** begin **

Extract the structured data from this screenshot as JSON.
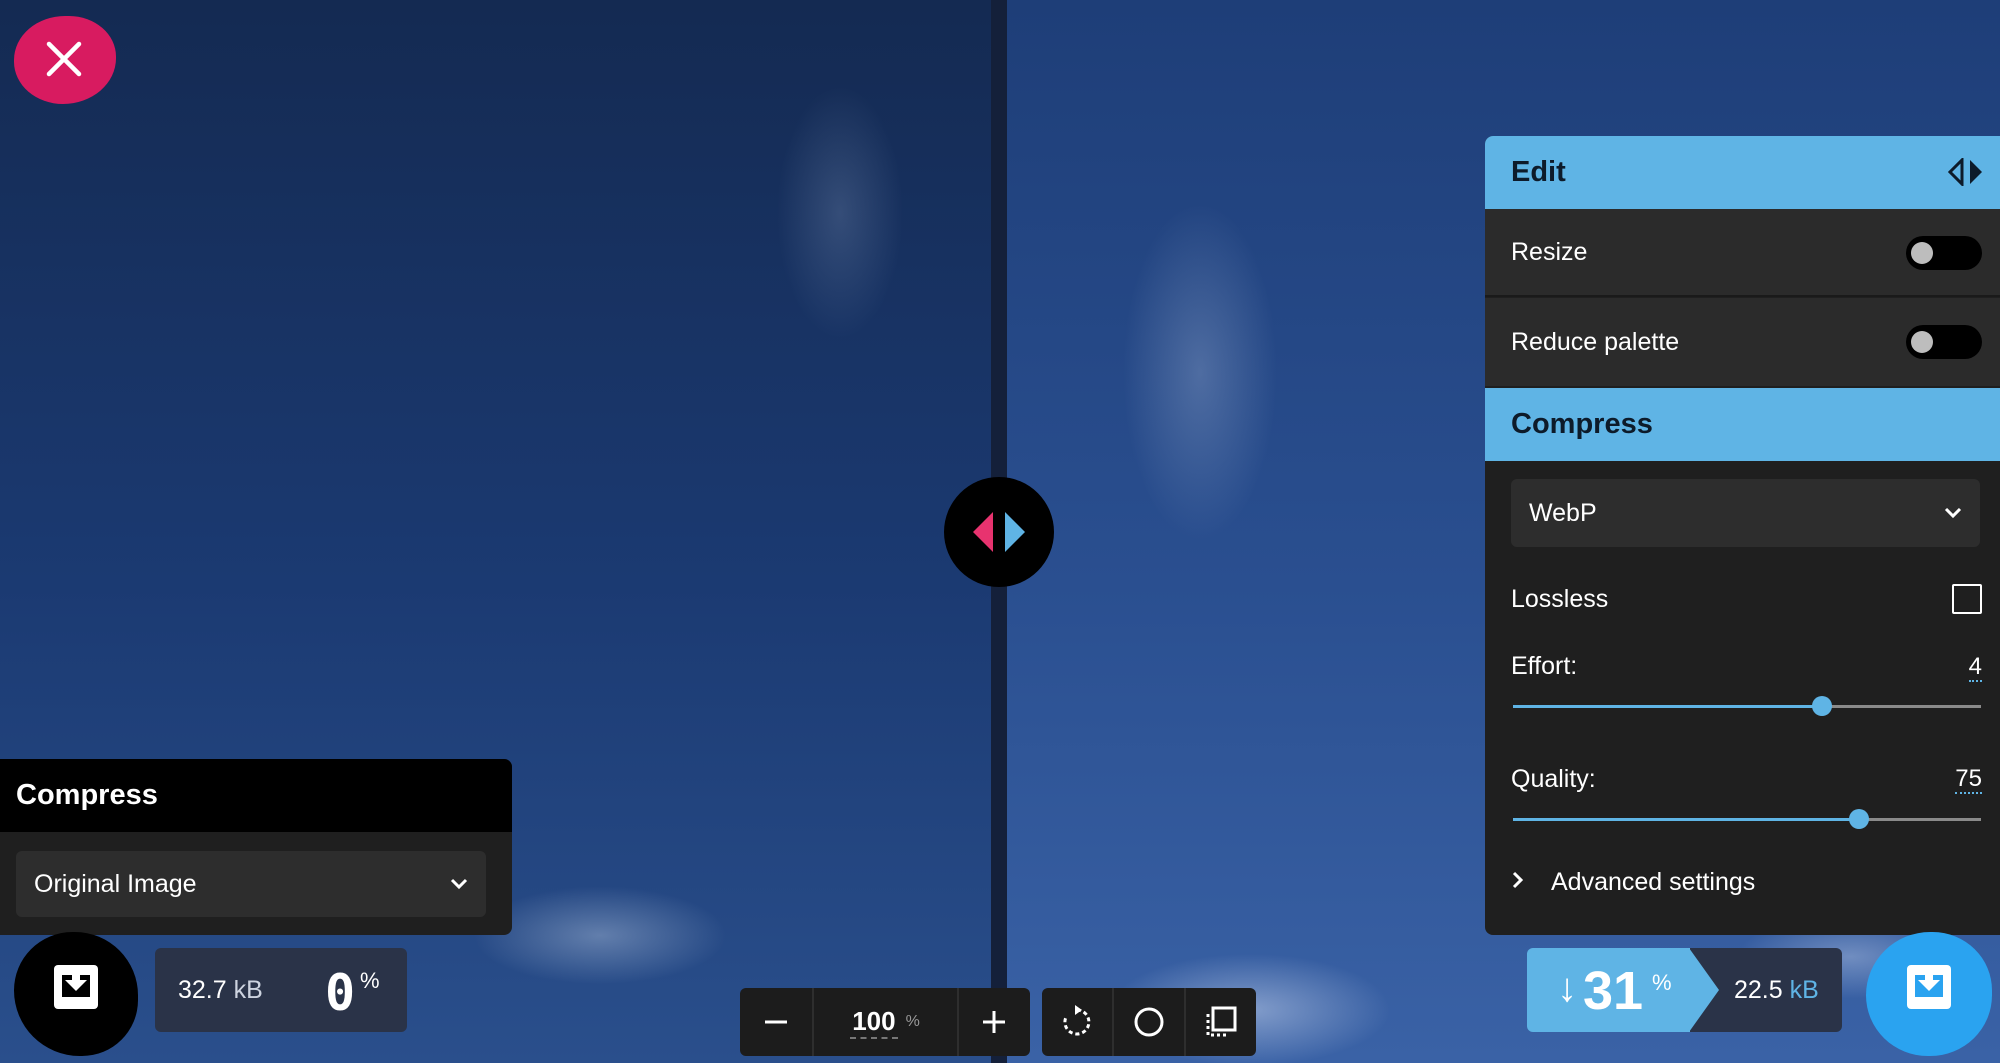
{
  "left_panel": {
    "title": "Compress",
    "method_select": "Original Image"
  },
  "left_stats": {
    "size_value": "32.7",
    "size_unit": "kB",
    "percent": "0",
    "percent_sign": "%"
  },
  "zoom": {
    "value": "100",
    "unit": "%"
  },
  "right_panel": {
    "edit_title": "Edit",
    "resize_label": "Resize",
    "resize_enabled": false,
    "reduce_palette_label": "Reduce palette",
    "reduce_palette_enabled": false,
    "compress_title": "Compress",
    "format_select": "WebP",
    "lossless_label": "Lossless",
    "lossless_checked": false,
    "effort_label": "Effort:",
    "effort_value": "4",
    "effort_fraction": 0.66,
    "quality_label": "Quality:",
    "quality_value": "75",
    "quality_fraction": 0.74,
    "advanced_label": "Advanced settings"
  },
  "right_stats": {
    "arrow": "↓",
    "savings": "31",
    "percent_sign": "%",
    "size_value": "22.5",
    "size_unit": "kB"
  },
  "colors": {
    "accent_blue": "#5fb4e5",
    "accent_pink": "#d81b60",
    "download_blue": "#2aa3f0"
  },
  "icons": {
    "close": "close-icon",
    "divider": "split-arrows-icon",
    "download": "download-icon",
    "rotate": "rotate-icon",
    "background": "circle-icon",
    "crop": "crop-icon",
    "chevron": "chevron-down-icon"
  }
}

** end **

EXERCISE GOAL: Each line holding "Compress" must be found and copied.

REPLY TO THE EXERCISE:
    "title": "Compress",
    "compress_title": "Compress",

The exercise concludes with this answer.